§ Task description
Look over the entries that follow and work out how many lines contain "Springer". State the number only.

§ Data listing
──────────────────────────────

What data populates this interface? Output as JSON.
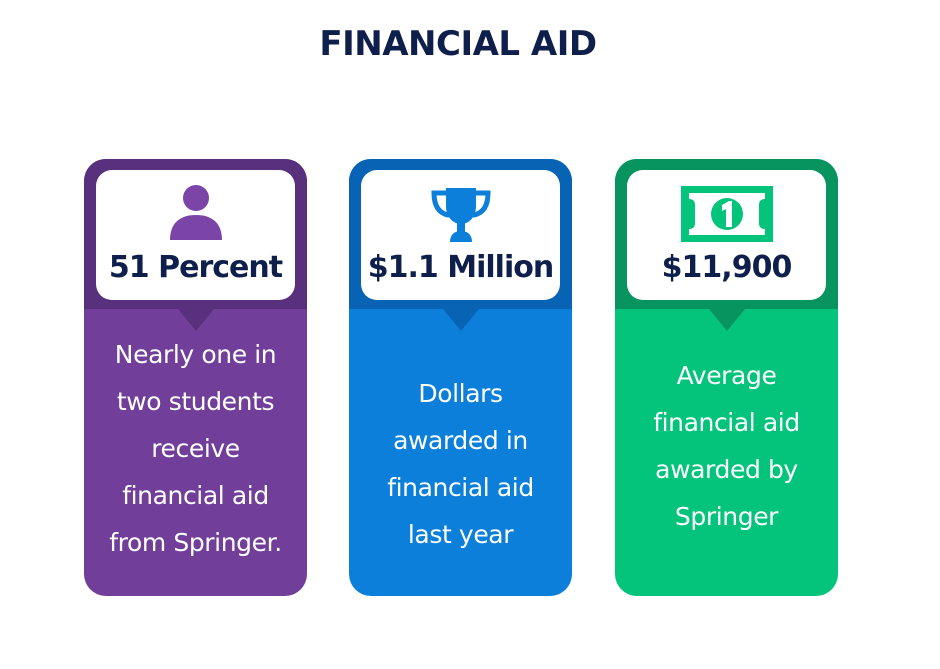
{
  "title": "FINANCIAL AID",
  "cards": [
    {
      "icon": "person-icon",
      "value": "51 Percent",
      "description": "Nearly one in two students receive financial aid from Springer.",
      "color": "#713f99"
    },
    {
      "icon": "trophy-icon",
      "value": "$1.1 Million",
      "description": "Dollars awarded in financial aid last year",
      "color": "#0b7fda"
    },
    {
      "icon": "dollar-bill-icon",
      "value": "$11,900",
      "description": "Average financial aid awarded by Springer",
      "color": "#03c47a"
    }
  ]
}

──────────────────────────────

§ The answer
2